Do this |
Copy each line that has the string "content" somewhere in it.

## BEGIN Records for the exercise

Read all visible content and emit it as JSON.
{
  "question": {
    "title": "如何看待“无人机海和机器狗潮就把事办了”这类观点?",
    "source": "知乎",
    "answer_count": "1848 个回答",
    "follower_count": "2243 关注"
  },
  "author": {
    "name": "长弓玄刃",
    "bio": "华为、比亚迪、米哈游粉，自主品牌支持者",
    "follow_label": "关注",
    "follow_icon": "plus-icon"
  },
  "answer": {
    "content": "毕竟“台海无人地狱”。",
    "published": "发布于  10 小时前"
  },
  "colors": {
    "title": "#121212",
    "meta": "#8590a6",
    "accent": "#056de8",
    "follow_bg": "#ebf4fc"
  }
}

## END Records for the exercise

Answer to the task |
Read all visible content and emit it as JSON.
    "content": "毕竟“台海无人地狱”。",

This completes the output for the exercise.